==== Data entries ====

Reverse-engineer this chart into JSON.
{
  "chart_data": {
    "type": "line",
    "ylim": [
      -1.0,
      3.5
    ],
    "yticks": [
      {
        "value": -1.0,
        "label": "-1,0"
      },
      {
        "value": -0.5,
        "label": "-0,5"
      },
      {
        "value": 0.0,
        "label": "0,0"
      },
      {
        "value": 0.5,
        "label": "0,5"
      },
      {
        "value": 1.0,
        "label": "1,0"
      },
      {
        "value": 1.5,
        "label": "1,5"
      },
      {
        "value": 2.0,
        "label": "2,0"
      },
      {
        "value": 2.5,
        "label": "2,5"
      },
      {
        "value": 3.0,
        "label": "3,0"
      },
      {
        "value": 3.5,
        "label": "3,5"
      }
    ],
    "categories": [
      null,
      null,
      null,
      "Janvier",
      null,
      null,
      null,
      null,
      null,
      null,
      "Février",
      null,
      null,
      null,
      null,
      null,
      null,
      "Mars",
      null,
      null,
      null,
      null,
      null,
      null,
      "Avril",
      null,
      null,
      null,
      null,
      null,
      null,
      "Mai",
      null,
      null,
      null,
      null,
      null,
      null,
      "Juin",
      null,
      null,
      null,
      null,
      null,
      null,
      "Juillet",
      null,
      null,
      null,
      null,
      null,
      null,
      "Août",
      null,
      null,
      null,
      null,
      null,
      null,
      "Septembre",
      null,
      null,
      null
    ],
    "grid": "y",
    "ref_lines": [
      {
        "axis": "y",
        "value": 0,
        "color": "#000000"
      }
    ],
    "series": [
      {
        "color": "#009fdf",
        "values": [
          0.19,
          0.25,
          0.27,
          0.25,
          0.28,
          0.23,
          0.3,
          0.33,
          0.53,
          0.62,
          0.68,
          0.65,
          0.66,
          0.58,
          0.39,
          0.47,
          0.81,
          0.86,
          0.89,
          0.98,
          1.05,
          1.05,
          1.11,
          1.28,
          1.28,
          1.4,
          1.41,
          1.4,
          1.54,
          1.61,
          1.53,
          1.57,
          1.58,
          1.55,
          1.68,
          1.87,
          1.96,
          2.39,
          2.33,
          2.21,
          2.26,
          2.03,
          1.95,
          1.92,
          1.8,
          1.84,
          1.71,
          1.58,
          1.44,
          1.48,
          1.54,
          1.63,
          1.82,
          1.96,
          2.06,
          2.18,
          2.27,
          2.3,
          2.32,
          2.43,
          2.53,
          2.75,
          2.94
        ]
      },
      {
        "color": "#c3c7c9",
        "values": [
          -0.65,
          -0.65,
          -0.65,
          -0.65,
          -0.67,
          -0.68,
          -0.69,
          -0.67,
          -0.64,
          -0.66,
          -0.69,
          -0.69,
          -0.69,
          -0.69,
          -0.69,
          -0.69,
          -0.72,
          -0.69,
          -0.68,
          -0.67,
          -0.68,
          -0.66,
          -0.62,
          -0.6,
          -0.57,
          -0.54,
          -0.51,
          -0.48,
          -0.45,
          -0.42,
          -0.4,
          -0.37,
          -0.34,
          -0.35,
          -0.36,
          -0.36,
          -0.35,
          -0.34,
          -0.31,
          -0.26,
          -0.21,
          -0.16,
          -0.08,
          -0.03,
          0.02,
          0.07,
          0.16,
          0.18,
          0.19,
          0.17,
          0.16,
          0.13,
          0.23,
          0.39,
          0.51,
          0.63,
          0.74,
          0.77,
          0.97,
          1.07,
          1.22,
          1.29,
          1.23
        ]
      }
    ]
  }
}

====

Work to be completed =>
What is the number of lines that hold the string "label"? Give it alone.

Expected answer =>
10